__Set problem__
Search the data for the word "object" and copy every line where it occurs.

Excerpt from a dataset
+++++
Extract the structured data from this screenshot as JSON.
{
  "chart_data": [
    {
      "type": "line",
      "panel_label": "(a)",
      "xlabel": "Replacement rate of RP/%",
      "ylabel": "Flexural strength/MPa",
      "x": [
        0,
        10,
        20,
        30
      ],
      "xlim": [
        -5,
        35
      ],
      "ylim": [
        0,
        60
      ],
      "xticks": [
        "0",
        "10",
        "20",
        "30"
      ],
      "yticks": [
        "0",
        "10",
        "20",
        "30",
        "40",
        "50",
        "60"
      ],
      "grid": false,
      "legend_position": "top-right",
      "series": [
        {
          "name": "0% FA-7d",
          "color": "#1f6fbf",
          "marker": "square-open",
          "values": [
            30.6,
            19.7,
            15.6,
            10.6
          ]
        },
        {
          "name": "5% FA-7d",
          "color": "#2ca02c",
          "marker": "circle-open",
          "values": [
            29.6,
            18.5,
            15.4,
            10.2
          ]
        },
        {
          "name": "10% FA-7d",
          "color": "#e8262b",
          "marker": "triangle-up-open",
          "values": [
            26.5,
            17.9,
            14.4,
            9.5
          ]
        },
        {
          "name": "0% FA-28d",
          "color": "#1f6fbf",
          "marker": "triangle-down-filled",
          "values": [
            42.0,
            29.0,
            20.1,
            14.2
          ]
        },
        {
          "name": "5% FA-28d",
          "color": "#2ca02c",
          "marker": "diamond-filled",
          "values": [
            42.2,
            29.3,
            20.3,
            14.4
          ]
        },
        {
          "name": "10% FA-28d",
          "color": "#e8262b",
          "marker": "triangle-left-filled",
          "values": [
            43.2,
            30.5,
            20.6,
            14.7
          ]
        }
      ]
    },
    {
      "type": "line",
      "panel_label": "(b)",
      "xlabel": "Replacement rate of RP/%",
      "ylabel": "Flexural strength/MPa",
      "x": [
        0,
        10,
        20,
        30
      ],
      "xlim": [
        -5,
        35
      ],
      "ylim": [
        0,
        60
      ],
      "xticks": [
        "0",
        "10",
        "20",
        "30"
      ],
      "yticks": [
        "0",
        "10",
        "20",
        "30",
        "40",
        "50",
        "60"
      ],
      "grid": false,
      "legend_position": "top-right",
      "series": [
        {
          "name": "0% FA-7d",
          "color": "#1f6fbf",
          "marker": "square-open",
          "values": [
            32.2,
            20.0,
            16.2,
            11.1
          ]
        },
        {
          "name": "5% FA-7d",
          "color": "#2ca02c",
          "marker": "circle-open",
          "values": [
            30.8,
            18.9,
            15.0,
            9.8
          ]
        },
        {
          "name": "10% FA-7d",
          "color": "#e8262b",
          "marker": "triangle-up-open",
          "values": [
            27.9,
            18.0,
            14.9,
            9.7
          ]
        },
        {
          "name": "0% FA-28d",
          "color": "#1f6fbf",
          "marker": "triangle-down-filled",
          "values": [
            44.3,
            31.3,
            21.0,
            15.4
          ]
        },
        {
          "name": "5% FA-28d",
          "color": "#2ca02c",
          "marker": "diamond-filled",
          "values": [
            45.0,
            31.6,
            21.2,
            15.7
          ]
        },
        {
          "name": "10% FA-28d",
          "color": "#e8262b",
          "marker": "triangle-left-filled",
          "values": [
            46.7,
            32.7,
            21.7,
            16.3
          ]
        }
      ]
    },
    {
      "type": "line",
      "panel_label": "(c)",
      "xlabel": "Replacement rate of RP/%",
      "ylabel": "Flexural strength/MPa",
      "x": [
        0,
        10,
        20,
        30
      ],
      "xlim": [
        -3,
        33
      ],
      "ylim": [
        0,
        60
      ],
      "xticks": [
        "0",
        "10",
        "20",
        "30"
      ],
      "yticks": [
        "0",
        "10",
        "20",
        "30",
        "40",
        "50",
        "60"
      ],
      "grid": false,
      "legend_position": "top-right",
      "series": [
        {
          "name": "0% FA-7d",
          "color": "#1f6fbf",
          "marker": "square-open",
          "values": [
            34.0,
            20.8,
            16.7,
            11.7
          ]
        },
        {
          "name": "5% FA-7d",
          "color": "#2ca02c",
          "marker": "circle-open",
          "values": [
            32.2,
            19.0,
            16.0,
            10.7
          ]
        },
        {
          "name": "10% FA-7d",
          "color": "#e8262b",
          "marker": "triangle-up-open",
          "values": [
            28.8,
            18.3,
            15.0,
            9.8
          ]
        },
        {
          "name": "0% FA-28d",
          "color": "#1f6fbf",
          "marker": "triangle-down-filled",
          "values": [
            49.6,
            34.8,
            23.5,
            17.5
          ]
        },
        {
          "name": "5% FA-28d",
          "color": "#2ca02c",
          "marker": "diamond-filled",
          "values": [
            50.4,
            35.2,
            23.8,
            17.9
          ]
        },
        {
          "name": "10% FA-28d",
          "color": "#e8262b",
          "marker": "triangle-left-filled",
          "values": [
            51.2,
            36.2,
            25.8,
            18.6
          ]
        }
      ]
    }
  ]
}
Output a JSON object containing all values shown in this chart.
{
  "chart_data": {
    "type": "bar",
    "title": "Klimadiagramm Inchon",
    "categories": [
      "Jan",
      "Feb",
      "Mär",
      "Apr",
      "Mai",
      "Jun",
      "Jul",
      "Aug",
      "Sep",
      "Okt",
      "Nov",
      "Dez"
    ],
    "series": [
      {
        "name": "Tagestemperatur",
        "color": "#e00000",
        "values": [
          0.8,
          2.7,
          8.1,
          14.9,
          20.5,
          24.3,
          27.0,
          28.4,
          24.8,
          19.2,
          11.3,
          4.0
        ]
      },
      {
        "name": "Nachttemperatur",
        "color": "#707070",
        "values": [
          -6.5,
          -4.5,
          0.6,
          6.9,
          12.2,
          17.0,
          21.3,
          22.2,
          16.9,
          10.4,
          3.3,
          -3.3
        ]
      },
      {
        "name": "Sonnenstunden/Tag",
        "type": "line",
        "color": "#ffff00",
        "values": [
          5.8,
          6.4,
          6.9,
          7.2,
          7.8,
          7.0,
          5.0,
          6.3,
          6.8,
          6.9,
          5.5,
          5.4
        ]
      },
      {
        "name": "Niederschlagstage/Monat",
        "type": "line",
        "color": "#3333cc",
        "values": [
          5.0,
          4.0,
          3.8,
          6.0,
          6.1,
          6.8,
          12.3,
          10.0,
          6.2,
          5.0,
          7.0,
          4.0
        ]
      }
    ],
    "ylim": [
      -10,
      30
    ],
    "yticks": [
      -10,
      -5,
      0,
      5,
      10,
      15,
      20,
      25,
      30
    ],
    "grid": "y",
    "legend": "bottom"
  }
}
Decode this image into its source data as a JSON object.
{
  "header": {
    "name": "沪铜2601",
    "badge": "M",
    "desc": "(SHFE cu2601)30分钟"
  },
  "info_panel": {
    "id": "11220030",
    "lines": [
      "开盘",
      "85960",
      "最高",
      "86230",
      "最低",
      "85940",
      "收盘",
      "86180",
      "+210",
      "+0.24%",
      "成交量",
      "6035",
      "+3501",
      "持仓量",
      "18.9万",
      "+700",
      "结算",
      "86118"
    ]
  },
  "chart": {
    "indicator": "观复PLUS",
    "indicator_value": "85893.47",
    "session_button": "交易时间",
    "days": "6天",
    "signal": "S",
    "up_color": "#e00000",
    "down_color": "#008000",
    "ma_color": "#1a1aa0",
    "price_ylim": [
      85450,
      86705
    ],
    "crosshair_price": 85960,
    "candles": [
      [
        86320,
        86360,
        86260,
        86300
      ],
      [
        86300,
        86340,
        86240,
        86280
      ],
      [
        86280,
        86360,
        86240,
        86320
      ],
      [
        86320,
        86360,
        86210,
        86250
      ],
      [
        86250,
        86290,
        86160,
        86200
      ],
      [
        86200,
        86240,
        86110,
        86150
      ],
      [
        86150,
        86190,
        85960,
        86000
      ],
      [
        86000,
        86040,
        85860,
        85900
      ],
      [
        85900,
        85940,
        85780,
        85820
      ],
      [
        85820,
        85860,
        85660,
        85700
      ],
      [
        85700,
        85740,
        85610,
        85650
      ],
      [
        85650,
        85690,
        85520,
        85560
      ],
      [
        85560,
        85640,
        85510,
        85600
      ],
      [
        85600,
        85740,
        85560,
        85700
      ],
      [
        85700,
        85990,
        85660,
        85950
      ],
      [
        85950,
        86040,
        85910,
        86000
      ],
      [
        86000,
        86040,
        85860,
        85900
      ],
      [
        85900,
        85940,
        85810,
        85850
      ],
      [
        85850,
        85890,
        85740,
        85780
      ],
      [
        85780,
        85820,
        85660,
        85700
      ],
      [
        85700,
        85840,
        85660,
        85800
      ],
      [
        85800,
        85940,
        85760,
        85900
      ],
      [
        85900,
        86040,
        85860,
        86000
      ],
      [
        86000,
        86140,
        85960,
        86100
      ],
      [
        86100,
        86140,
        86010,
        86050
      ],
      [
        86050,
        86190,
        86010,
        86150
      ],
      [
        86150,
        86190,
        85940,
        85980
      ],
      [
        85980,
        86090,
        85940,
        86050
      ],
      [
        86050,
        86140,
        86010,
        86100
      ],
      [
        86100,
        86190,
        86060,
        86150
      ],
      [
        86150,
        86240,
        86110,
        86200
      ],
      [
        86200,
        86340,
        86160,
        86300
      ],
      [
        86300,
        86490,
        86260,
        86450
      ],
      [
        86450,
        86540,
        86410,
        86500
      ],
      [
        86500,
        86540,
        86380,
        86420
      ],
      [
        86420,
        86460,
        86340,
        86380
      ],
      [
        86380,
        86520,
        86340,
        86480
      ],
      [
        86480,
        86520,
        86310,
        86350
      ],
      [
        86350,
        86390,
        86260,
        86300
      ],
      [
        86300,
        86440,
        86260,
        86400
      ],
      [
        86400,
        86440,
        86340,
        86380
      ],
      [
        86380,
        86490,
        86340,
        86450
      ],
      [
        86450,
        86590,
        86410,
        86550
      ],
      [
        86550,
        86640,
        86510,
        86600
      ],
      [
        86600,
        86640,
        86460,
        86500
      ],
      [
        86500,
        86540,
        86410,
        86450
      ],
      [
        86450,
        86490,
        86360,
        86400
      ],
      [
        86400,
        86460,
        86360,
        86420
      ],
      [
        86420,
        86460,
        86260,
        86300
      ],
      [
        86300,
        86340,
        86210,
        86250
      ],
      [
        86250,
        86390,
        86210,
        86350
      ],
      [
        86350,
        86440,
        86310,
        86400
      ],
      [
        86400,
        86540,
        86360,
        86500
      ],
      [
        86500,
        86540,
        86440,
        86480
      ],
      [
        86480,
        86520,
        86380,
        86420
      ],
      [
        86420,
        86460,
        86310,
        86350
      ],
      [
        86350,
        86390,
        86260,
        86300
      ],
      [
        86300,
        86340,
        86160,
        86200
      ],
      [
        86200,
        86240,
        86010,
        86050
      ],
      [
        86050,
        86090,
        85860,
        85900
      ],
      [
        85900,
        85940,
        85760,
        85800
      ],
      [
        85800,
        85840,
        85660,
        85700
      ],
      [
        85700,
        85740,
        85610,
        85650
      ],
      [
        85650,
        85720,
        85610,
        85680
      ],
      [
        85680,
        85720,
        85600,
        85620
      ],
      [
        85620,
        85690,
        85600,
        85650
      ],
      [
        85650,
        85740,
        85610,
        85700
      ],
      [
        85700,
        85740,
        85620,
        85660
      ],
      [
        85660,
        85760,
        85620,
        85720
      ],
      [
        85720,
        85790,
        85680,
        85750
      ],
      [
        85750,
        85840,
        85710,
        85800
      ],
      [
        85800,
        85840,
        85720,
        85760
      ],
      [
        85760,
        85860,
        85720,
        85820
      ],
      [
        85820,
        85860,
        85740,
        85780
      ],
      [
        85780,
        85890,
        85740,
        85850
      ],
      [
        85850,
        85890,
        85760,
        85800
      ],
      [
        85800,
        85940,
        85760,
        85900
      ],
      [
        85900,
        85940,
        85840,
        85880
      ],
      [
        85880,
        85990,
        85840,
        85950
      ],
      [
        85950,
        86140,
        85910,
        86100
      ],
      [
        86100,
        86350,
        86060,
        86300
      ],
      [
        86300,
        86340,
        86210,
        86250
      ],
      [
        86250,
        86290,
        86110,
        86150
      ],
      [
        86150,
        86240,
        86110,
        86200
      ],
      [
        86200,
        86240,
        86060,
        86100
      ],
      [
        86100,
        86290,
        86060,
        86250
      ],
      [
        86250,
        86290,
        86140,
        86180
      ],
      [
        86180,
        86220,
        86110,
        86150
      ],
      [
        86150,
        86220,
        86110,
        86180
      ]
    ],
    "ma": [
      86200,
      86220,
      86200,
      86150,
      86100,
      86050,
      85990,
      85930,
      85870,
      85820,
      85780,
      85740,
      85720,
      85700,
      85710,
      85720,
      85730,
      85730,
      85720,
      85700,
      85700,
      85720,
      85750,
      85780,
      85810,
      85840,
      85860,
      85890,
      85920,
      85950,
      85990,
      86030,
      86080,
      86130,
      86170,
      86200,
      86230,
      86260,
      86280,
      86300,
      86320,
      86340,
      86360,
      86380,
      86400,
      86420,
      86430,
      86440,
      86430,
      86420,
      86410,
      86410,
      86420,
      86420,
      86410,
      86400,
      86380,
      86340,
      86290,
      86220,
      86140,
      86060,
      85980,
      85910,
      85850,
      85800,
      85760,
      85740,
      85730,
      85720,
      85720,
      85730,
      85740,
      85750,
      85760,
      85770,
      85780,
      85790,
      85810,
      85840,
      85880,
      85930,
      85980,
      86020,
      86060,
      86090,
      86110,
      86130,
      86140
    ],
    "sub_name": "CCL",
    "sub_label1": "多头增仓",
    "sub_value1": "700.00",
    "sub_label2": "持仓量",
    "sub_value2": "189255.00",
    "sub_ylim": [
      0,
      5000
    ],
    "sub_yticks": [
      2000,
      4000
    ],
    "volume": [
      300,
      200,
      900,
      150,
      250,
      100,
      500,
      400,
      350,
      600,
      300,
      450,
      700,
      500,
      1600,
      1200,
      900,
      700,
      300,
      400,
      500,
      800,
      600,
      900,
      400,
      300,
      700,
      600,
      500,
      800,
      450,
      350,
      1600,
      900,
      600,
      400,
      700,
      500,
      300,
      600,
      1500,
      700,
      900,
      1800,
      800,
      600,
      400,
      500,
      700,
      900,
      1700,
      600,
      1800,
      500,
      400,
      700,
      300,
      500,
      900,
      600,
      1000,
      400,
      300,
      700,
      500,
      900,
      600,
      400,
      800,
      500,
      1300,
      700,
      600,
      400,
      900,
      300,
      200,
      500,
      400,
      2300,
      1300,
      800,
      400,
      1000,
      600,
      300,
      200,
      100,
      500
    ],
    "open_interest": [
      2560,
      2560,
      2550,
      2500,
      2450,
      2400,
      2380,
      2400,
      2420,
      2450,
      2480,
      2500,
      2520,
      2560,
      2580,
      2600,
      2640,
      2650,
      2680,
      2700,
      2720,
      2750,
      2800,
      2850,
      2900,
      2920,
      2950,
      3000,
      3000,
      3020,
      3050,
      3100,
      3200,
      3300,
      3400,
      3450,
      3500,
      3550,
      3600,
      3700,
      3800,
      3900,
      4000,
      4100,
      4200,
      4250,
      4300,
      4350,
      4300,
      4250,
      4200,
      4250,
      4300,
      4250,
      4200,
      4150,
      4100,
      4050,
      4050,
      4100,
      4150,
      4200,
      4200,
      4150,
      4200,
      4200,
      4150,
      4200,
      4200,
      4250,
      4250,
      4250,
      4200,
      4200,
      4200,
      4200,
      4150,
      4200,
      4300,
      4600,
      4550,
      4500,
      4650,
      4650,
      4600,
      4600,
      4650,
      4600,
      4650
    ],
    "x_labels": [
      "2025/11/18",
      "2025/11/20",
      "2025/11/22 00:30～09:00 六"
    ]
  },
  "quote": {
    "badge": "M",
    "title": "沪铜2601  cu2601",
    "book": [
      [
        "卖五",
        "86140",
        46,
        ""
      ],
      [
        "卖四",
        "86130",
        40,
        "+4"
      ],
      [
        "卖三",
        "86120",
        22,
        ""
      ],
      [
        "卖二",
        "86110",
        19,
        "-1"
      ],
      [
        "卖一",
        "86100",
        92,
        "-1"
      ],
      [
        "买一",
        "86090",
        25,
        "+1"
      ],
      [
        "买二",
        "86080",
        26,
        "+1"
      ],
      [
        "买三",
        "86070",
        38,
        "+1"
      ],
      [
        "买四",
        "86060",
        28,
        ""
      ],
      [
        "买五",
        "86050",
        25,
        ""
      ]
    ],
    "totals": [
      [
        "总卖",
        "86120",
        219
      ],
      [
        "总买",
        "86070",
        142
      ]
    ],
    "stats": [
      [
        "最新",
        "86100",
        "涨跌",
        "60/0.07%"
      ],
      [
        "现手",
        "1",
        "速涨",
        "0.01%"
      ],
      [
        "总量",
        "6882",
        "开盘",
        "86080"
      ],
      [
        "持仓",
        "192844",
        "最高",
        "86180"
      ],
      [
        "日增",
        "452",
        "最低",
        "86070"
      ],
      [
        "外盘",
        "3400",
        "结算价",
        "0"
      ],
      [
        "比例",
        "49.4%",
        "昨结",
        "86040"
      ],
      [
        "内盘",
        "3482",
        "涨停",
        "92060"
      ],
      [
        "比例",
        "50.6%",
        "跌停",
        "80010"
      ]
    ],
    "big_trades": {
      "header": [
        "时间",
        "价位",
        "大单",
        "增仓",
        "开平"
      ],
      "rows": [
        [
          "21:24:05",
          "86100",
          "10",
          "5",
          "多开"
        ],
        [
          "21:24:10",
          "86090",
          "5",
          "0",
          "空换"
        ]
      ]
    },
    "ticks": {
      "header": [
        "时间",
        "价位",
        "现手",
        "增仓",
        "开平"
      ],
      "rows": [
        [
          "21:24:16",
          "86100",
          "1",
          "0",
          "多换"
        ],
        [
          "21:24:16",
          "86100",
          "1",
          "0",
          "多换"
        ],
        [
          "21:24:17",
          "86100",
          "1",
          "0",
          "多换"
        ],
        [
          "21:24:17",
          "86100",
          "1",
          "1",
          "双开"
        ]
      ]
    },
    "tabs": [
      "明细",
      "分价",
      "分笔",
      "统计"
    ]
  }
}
+++++
__Result for this task__
Output a JSON object containing all values shown in this chart.
Decode this image into its source data as a JSON object.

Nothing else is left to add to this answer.